▶ [Given exercise]
Exclude images, then output the remaining data verbatim.

####

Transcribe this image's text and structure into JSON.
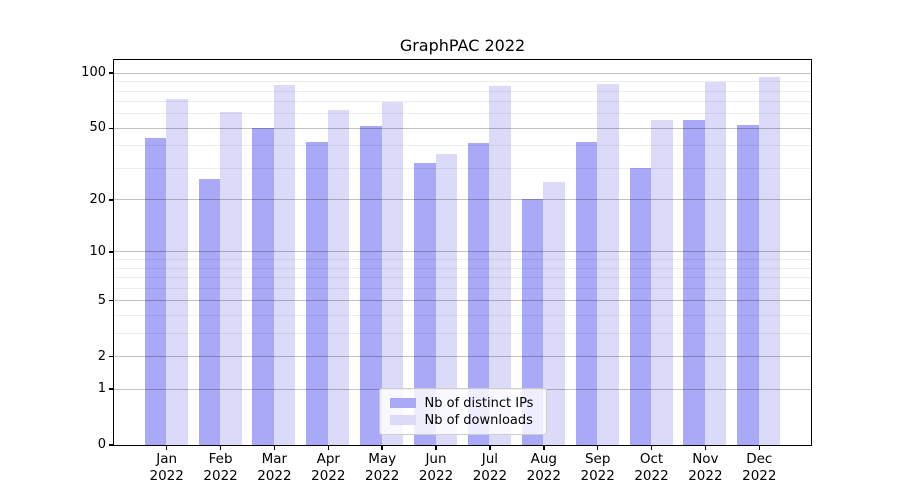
{
  "title": "GraphPAC 2022",
  "legend": {
    "items": [
      {
        "label": "Nb of distinct IPs",
        "color": "#a9a9f7"
      },
      {
        "label": "Nb of downloads",
        "color": "#dbdbf9"
      }
    ]
  },
  "y_axis": {
    "major_ticks": [
      {
        "label": "100",
        "value": 100
      },
      {
        "label": "50",
        "value": 50
      },
      {
        "label": "20",
        "value": 20
      },
      {
        "label": "10",
        "value": 10
      },
      {
        "label": "5",
        "value": 5
      },
      {
        "label": "2",
        "value": 2
      },
      {
        "label": "1",
        "value": 1
      },
      {
        "label": "0",
        "value": 0
      }
    ],
    "minor_tick_values": [
      3,
      4,
      6,
      7,
      8,
      9,
      30,
      40,
      60,
      70,
      80,
      90
    ]
  },
  "x_axis": {
    "ticks": [
      {
        "month": "Jan",
        "year": "2022"
      },
      {
        "month": "Feb",
        "year": "2022"
      },
      {
        "month": "Mar",
        "year": "2022"
      },
      {
        "month": "Apr",
        "year": "2022"
      },
      {
        "month": "May",
        "year": "2022"
      },
      {
        "month": "Jun",
        "year": "2022"
      },
      {
        "month": "Jul",
        "year": "2022"
      },
      {
        "month": "Aug",
        "year": "2022"
      },
      {
        "month": "Sep",
        "year": "2022"
      },
      {
        "month": "Oct",
        "year": "2022"
      },
      {
        "month": "Nov",
        "year": "2022"
      },
      {
        "month": "Dec",
        "year": "2022"
      }
    ]
  },
  "chart_data": {
    "type": "bar",
    "title": "GraphPAC 2022",
    "yscale": "log1p",
    "ylim": [
      0,
      118
    ],
    "grid": true,
    "legend_position": "lower center",
    "categories": [
      "Jan 2022",
      "Feb 2022",
      "Mar 2022",
      "Apr 2022",
      "May 2022",
      "Jun 2022",
      "Jul 2022",
      "Aug 2022",
      "Sep 2022",
      "Oct 2022",
      "Nov 2022",
      "Dec 2022"
    ],
    "series": [
      {
        "name": "Nb of distinct IPs",
        "color": "#a9a9f7",
        "values": [
          44,
          26,
          50,
          42,
          51,
          32,
          41,
          20,
          42,
          30,
          55,
          52
        ]
      },
      {
        "name": "Nb of downloads",
        "color": "#dbdbf9",
        "values": [
          72,
          61,
          86,
          63,
          69,
          36,
          85,
          25,
          87,
          55,
          89,
          95
        ]
      }
    ]
  }
}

####

▶ [Solved problem]
Transcribe this image's text and structure into JSON.
{
  "title": "GraphPAC 2022",
  "legend": {
    "items": [
      {
        "label": "Nb of distinct IPs",
        "color": "#a9a9f7"
      },
      {
        "label": "Nb of downloads",
        "color": "#dbdbf9"
      }
    ]
  },
  "y_axis": {
    "major_ticks": [
      {
        "label": "100",
        "value": 100
      },
      {
        "label": "50",
        "value": 50
      },
      {
        "label": "20",
        "value": 20
      },
      {
        "label": "10",
        "value": 10
      },
      {
        "label": "5",
        "value": 5
      },
      {
        "label": "2",
        "value": 2
      },
      {
        "label": "1",
        "value": 1
      },
      {
        "label": "0",
        "value": 0
      }
    ],
    "minor_tick_values": [
      3,
      4,
      6,
      7,
      8,
      9,
      30,
      40,
      60,
      70,
      80,
      90
    ]
  },
  "x_axis": {
    "ticks": [
      {
        "month": "Jan",
        "year": "2022"
      },
      {
        "month": "Feb",
        "year": "2022"
      },
      {
        "month": "Mar",
        "year": "2022"
      },
      {
        "month": "Apr",
        "year": "2022"
      },
      {
        "month": "May",
        "year": "2022"
      },
      {
        "month": "Jun",
        "year": "2022"
      },
      {
        "month": "Jul",
        "year": "2022"
      },
      {
        "month": "Aug",
        "year": "2022"
      },
      {
        "month": "Sep",
        "year": "2022"
      },
      {
        "month": "Oct",
        "year": "2022"
      },
      {
        "month": "Nov",
        "year": "2022"
      },
      {
        "month": "Dec",
        "year": "2022"
      }
    ]
  },
  "chart_data": {
    "type": "bar",
    "title": "GraphPAC 2022",
    "yscale": "log1p",
    "ylim": [
      0,
      118
    ],
    "grid": true,
    "legend_position": "lower center",
    "categories": [
      "Jan 2022",
      "Feb 2022",
      "Mar 2022",
      "Apr 2022",
      "May 2022",
      "Jun 2022",
      "Jul 2022",
      "Aug 2022",
      "Sep 2022",
      "Oct 2022",
      "Nov 2022",
      "Dec 2022"
    ],
    "series": [
      {
        "name": "Nb of distinct IPs",
        "color": "#a9a9f7",
        "values": [
          44,
          26,
          50,
          42,
          51,
          32,
          41,
          20,
          42,
          30,
          55,
          52
        ]
      },
      {
        "name": "Nb of downloads",
        "color": "#dbdbf9",
        "values": [
          72,
          61,
          86,
          63,
          69,
          36,
          85,
          25,
          87,
          55,
          89,
          95
        ]
      }
    ]
  }
}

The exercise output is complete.